_Task details_.
For each line below that contains the string "مالك", copy that line.
***
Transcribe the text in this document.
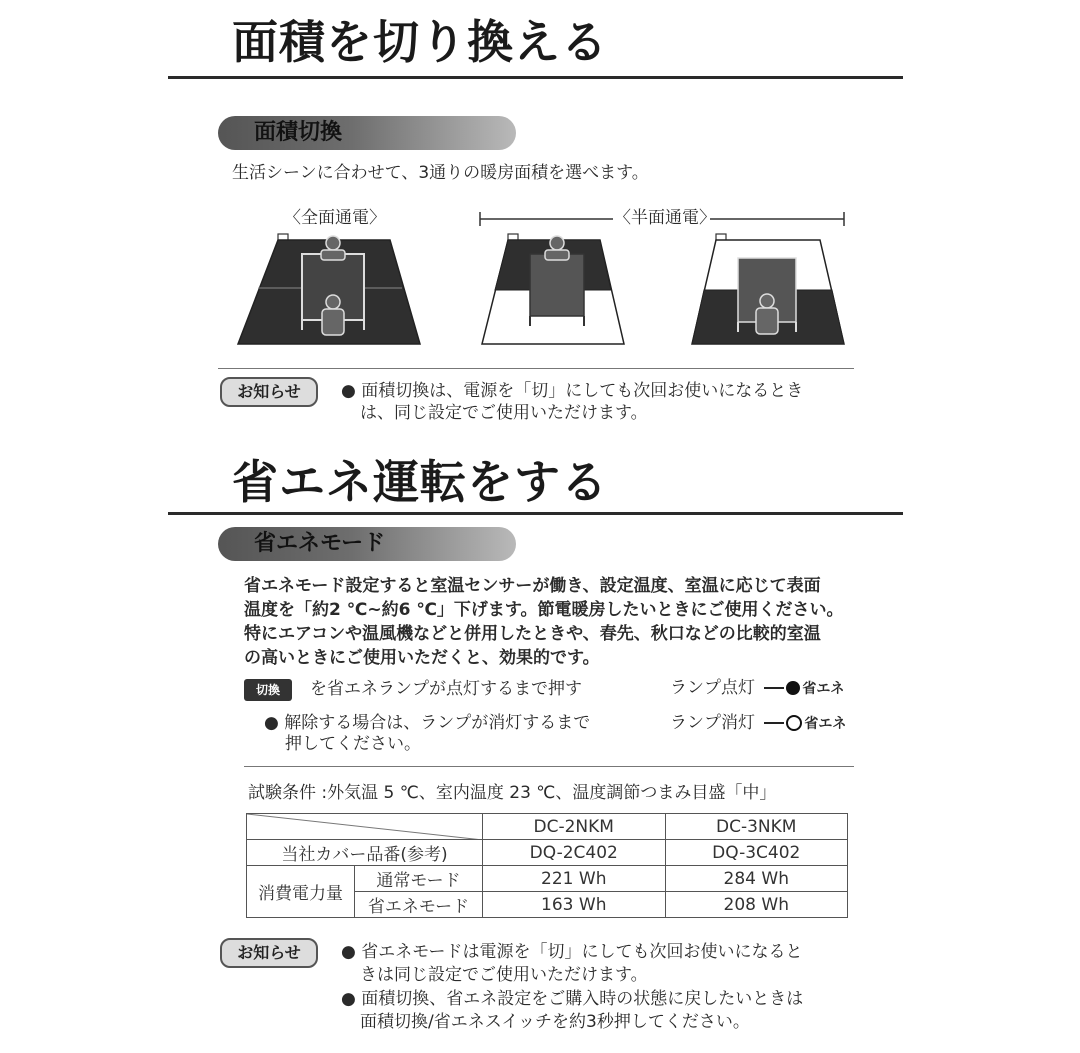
面積を切り換える
面積切換
生活シーンに合わせて、3通りの暖房面積を選べます。
〈全面通電〉	〈半面通電〉
お知らせ	● 面積切換は、電源を「切」にしても次回お使いになるとき
は、同じ設定でご使用いただけます。
省エネ運転をする
省エネモード
省エネモード設定すると室温センサーが働き、設定温度、室温に応じて表面
温度を「約2 ℃~約6 ℃」下げます。節電暖房したいときにご使用ください。
特にエアコンや温風機などと併用したときや、春先、秋口などの比較的室温
の高いときにご使用いただくと、効果的です。
切換	を省エネランプが点灯するまで押す
● 解除する場合は、ランプが消灯するまで
押してください。
ランプ点灯	省エネ
ランプ消灯	省エネ
試験条件 :外気温 5 ℃、室内温度 23 ℃、温度調節つまみ目盛「中」
	DC-2NKM	DC-3NKM
当社カバー品番(参考)		DQ-2C402	DQ-3C402
消費電力量	通常モード	221 Wh	284 Wh
	省エネモード	163 Wh	208 Wh
お知らせ	● 省エネモードは電源を「切」にしても次回お使いになると
きは同じ設定でご使用いただけます。
● 面積切換、省エネ設定をご購入時の状態に戻したいときは
面積切換/省エネスイッチを約3秒押してください。
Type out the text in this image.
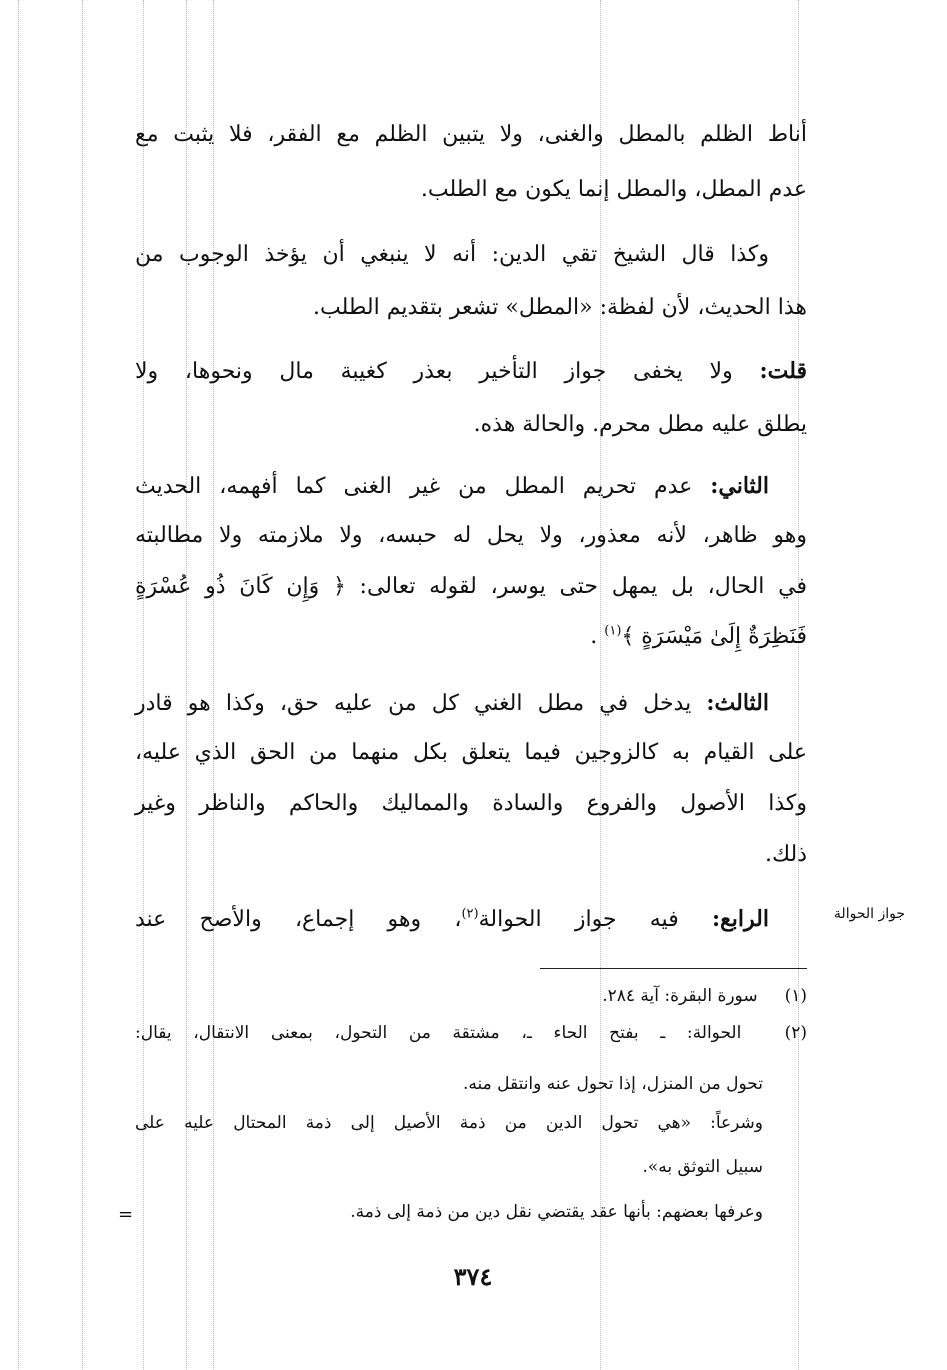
أناط الظلم بالمطل والغنى، ولا يتبين الظلم مع الفقر، فلا يثبت مع
عدم المطل، والمطل إنما يكون مع الطلب.
وكذا قال الشيخ تقي الدين: أنه لا ينبغي أن يؤخذ الوجوب من
هذا الحديث، لأن لفظة: «المطل» تشعر بتقديم الطلب.
قلت: ولا يخفى جواز التأخير بعذر كغيبة مال ونحوها، ولا
يطلق عليه مطل محرم. والحالة هذه.
الثاني: عدم تحريم المطل من غير الغنى كما أفهمه، الحديث
وهو ظاهر، لأنه معذور، ولا يحل له حبسه، ولا ملازمته ولا مطالبته
في الحال، بل يمهل حتى يوسر، لقوله تعالى: ﴿ وَإِن كَانَ ذُو عُسْرَةٍ
فَنَظِرَةٌ إِلَىٰ مَيْسَرَةٍ ﴾$^{(١)}$ .
الثالث: يدخل في مطل الغني كل من عليه حق، وكذا هو قادر
على القيام به كالزوجين فيما يتعلق بكل منهما من الحق الذي عليه،
وكذا الأصول والفروع والسادة والمماليك والحاكم والناظر وغير
ذلك.
الرابع: فيه جواز الحوالة$^{(٢)}$، وهو إجماع، والأصح عند	جواز الحوالة
(١) سورة البقرة: آية ٢٨٤.
(٢) الحوالة: ـ بفتح الحاء ـ، مشتقة من التحول، بمعنى الانتقال، يقال:
تحول من المنزل، إذا تحول عنه وانتقل منه.
وشرعاً: «هي تحول الدين من ذمة الأصيل إلى ذمة المحتال عليه على
سبيل التوثق به».
وعرفها بعضهم: بأنها عقد يقتضي نقل دين من ذمة إلى ذمة.
=
٣٧٤
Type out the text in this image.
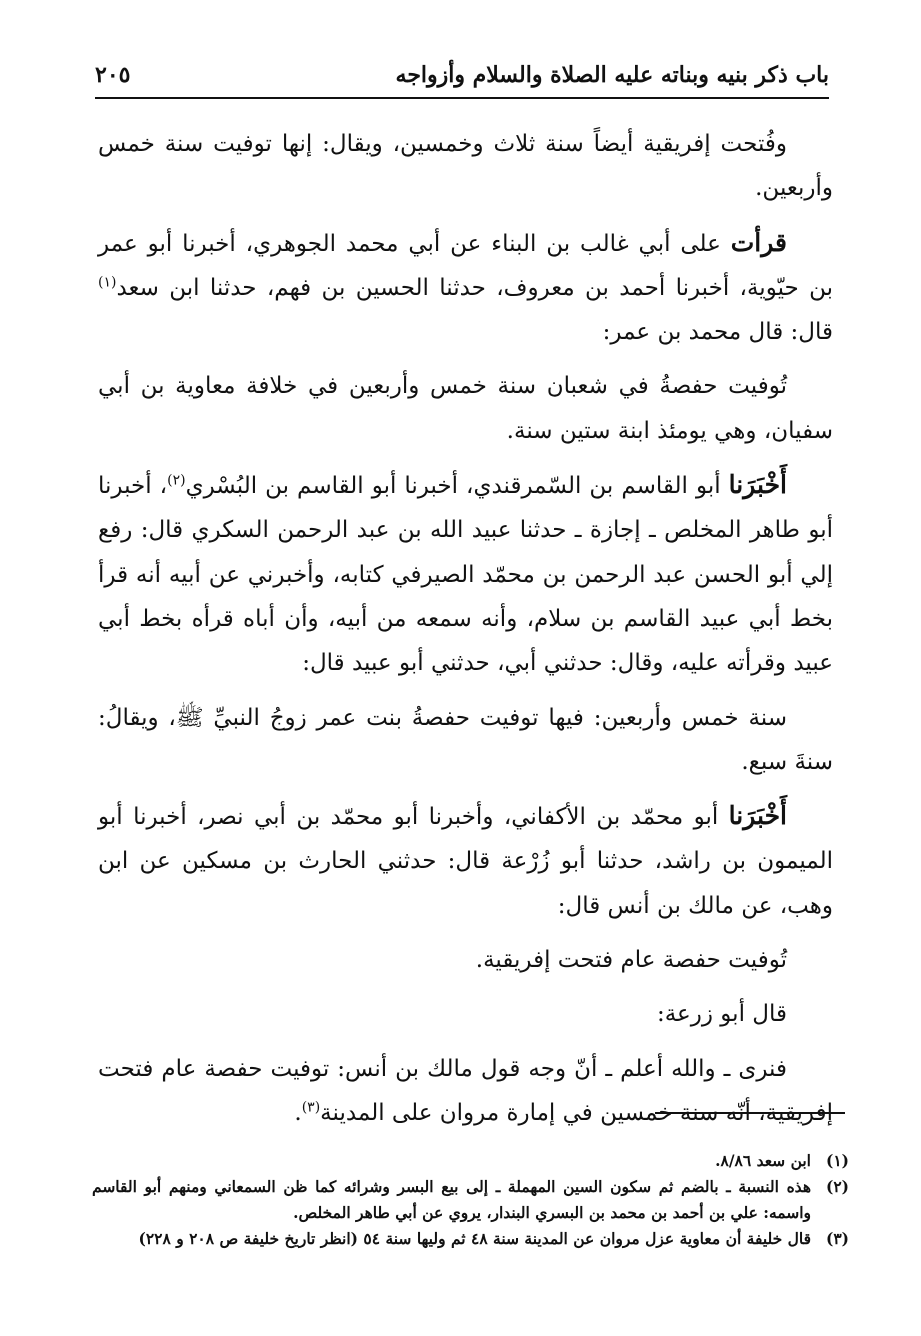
باب ذكر بنيه وبناته عليه الصلاة والسلام وأزواجه
٢٠٥

وفُتحت إفريقية أيضاً سنة ثلاث وخمسين، ويقال: إنها توفيت سنة خمس وأربعين.

قرأت على أبي غالب بن البناء عن أبي محمد الجوهري، أخبرنا أبو عمر بن حيّوية، أخبرنا أحمد بن معروف، حدثنا الحسين بن فهم، حدثنا ابن سعد$^{(١)}$ قال: قال محمد بن عمر:

تُوفيت حفصةُ في شعبان سنة خمس وأربعين في خلافة معاوية بن أبي سفيان، وهي يومئذ ابنة ستين سنة.

أَخْبَرَنا أبو القاسم بن السّمرقندي، أخبرنا أبو القاسم بن البُسْري$^{(٢)}$، أخبرنا أبو طاهر المخلص ـ إجازة ـ حدثنا عبيد الله بن عبد الرحمن السكري قال: رفع إلي أبو الحسن عبد الرحمن بن محمّد الصيرفي كتابه، وأخبرني عن أبيه أنه قرأ بخط أبي عبيد القاسم بن سلام، وأنه سمعه من أبيه، وأن أباه قرأه بخط أبي عبيد وقرأته عليه، وقال: حدثني أبي، حدثني أبو عبيد قال:

سنة خمس وأربعين: فيها توفيت حفصةُ بنت عمر زوجُ النبيِّ ﷺ، ويقالُ: سنةَ سبع.

أَخْبَرَنا أبو محمّد بن الأكفاني، وأخبرنا أبو محمّد بن أبي نصر، أخبرنا أبو الميمون بن راشد، حدثنا أبو زُرْعة قال: حدثني الحارث بن مسكين عن ابن وهب، عن مالك بن أنس قال:

تُوفيت حفصة عام فتحت إفريقية.

قال أبو زرعة:

فنرى ـ والله أعلم ـ أنّ وجه قول مالك بن أنس: توفيت حفصة عام فتحت إفريقية، أنّه سنة خمسين في إمارة مروان على المدينة$^{(٣)}$.

(١)
ابن سعد ٨/٨٦.
(٢)
هذه النسبة ـ بالضم ثم سكون السين المهملة ـ إلى بيع البسر وشرائه كما ظن السمعاني ومنهم أبو القاسم واسمه: علي بن أحمد بن محمد بن البسري البندار، يروي عن أبي طاهر المخلص.
(٣)
قال خليفة أن معاوية عزل مروان عن المدينة سنة ٤٨ ثم وليها سنة ٥٤ (انظر تاريخ خليفة ص ٢٠٨ و ٢٢٨)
***
_Exercise output_.
أَخْبَرَنا أبو محمّد بن الأكفاني، وأخبرنا أبو محمّد بن أبي نصر، أخبرنا أبو الميمون بن راشد، حدثنا أبو زُرْعة قال: حدثني الحارث بن مسكين عن ابن وهب، عن مالك بن أنس قال:
فنرى ـ والله أعلم ـ أنّ وجه قول مالك بن أنس: توفيت حفصة عام فتحت إفريقية، أنّه سنة خمسين في إمارة مروان على المدينة$^{(٣)}$.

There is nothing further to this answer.